Begin

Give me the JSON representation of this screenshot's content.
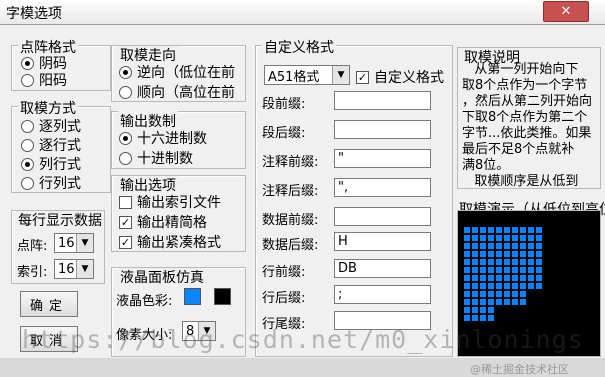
{
  "window": {
    "title": "字模选项",
    "close_glyph": "✕"
  },
  "dot_format": {
    "title": "点阵格式",
    "options": [
      {
        "label": "阴码",
        "selected": true
      },
      {
        "label": "阳码",
        "selected": false
      }
    ]
  },
  "mode": {
    "title": "取模方式",
    "options": [
      {
        "label": "逐列式",
        "selected": false
      },
      {
        "label": "逐行式",
        "selected": false
      },
      {
        "label": "列行式",
        "selected": true
      },
      {
        "label": "行列式",
        "selected": false
      }
    ]
  },
  "per_line": {
    "title": "每行显示数据",
    "dots_label": "点阵:",
    "dots_value": "16",
    "index_label": "索引:",
    "index_value": "16"
  },
  "buttons": {
    "ok": "确定",
    "cancel": "取消"
  },
  "direction": {
    "title": "取模走向",
    "options": [
      {
        "label": "逆向（低位在前",
        "selected": true
      },
      {
        "label": "顺向（高位在前",
        "selected": false
      }
    ]
  },
  "output_base": {
    "title": "输出数制",
    "options": [
      {
        "label": "十六进制数",
        "selected": true
      },
      {
        "label": "十进制数",
        "selected": false
      }
    ]
  },
  "output_options": {
    "title": "输出选项",
    "options": [
      {
        "label": "输出索引文件",
        "checked": false
      },
      {
        "label": "输出精简格",
        "checked": true
      },
      {
        "label": "输出紧凑格式",
        "checked": true
      }
    ]
  },
  "lcd": {
    "title": "液晶面板仿真",
    "color_label": "液晶色彩:",
    "color_on": "#0a84ff",
    "color_off": "#000000",
    "size_label": "像素大小:",
    "size_value": "8"
  },
  "custom": {
    "title": "自定义格式",
    "format_value": "A51格式",
    "custom_check_label": "自定义格式",
    "custom_checked": true,
    "fields": [
      {
        "label": "段前缀:",
        "value": ""
      },
      {
        "label": "段后缀:",
        "value": ""
      },
      {
        "label": "注释前缀:",
        "value": "\""
      },
      {
        "label": "注释后缀:",
        "value": "\","
      },
      {
        "label": "数据前缀:",
        "value": ""
      },
      {
        "label": "数据后缀:",
        "value": "H"
      },
      {
        "label": "行前缀:",
        "value": "DB"
      },
      {
        "label": "行后缀:",
        "value": ";"
      },
      {
        "label": "行尾缀:",
        "value": ""
      }
    ]
  },
  "description": {
    "title": "取模说明",
    "text": "   从第一列开始向下\n取8个点作为一个字节\n，然后从第二列开始向\n下取8个点作为第二个\n字节...依此类推。如果\n最后不足8个点就补\n满8位。\n   取模顺序是从低到"
  },
  "demo": {
    "title": "取模演示（从低位到高位）"
  },
  "watermark": {
    "text": "https://blog.csdn.net/m0_xinlonings",
    "corner": "@稀土掘金技术社区"
  }
}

End

> **What you should do**: From the data above, count the lines where "text" occurs and give that figure and nothing else.

> **Complete response**: 2